Dataset excerpts:
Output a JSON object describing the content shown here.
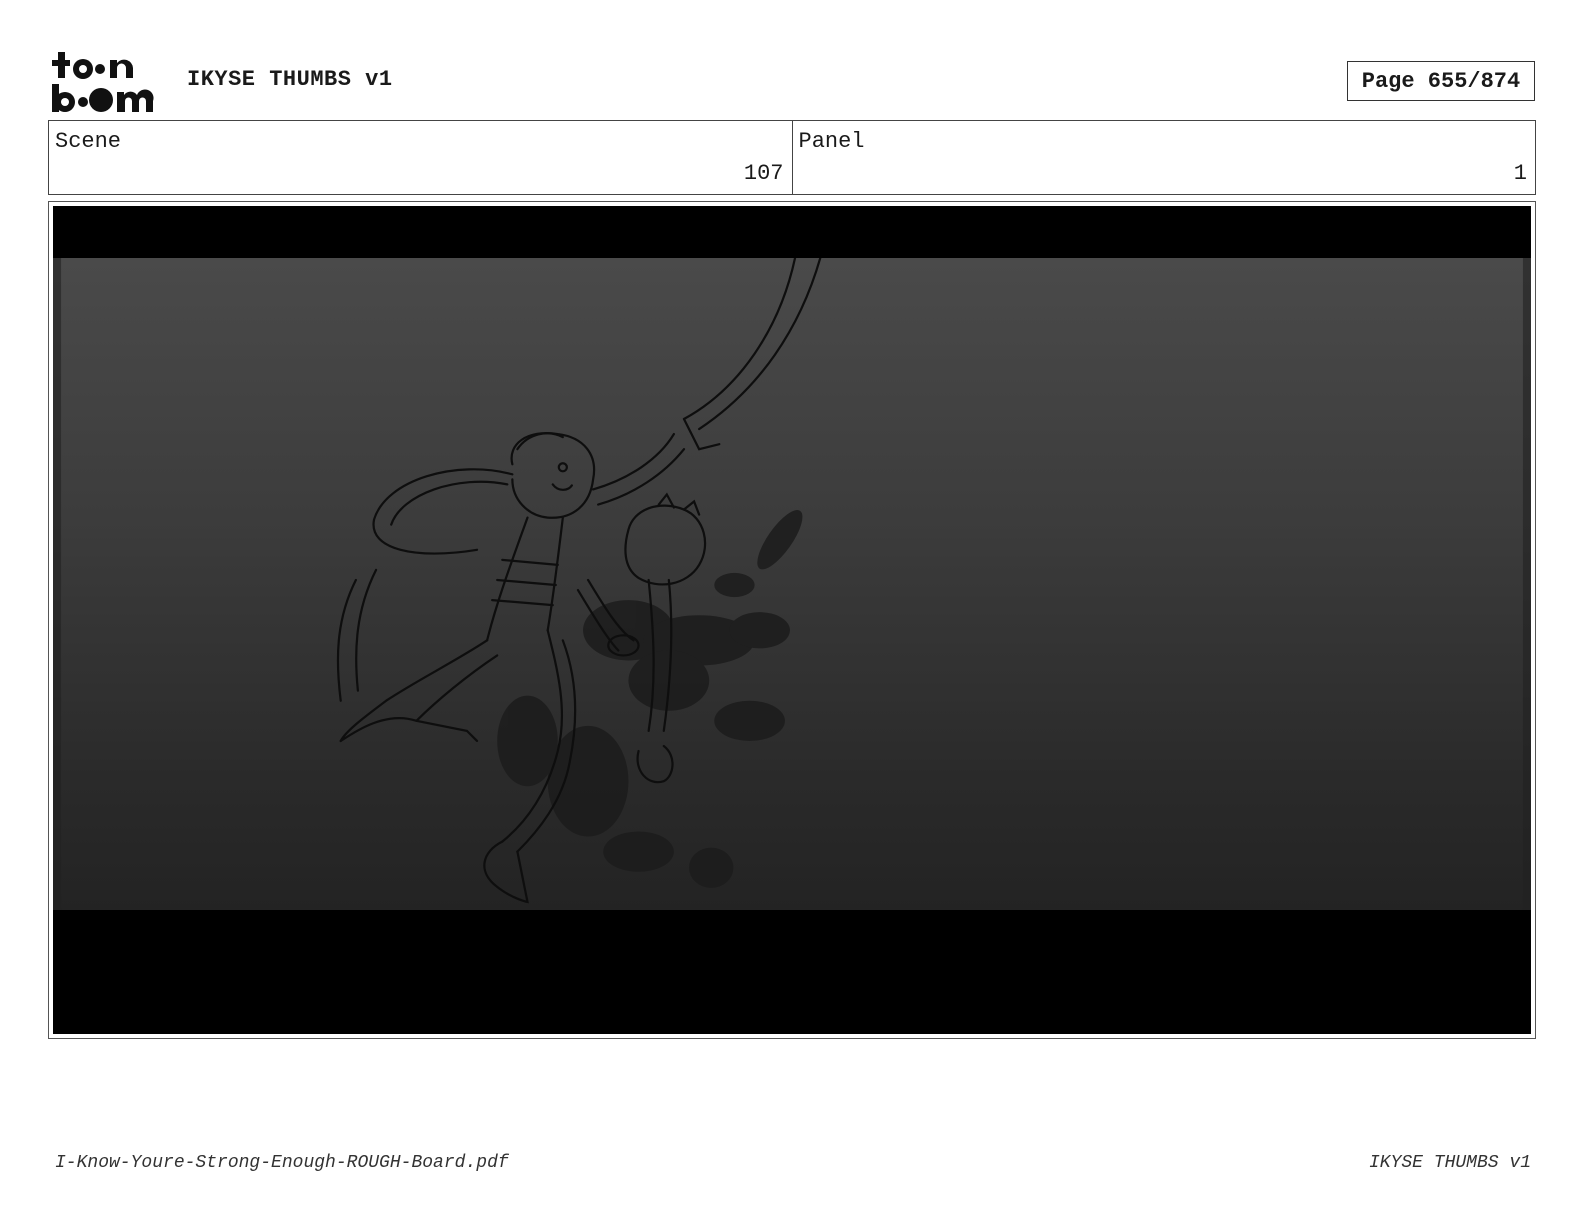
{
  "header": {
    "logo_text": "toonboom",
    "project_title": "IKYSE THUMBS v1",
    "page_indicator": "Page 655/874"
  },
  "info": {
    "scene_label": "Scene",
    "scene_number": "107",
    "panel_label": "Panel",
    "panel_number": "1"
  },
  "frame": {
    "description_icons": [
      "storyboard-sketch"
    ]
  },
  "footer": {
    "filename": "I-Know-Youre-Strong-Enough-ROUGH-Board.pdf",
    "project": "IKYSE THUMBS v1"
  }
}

What is expected: Give back each entry exactly as it appears, with no pictures.

Output:
Output a JSON object describing the content shown here.
{
  "header": {
    "logo_text": "toonboom",
    "project_title": "IKYSE THUMBS v1",
    "page_indicator": "Page 655/874"
  },
  "info": {
    "scene_label": "Scene",
    "scene_number": "107",
    "panel_label": "Panel",
    "panel_number": "1"
  },
  "frame": {
    "description_icons": [
      "storyboard-sketch"
    ]
  },
  "footer": {
    "filename": "I-Know-Youre-Strong-Enough-ROUGH-Board.pdf",
    "project": "IKYSE THUMBS v1"
  }
}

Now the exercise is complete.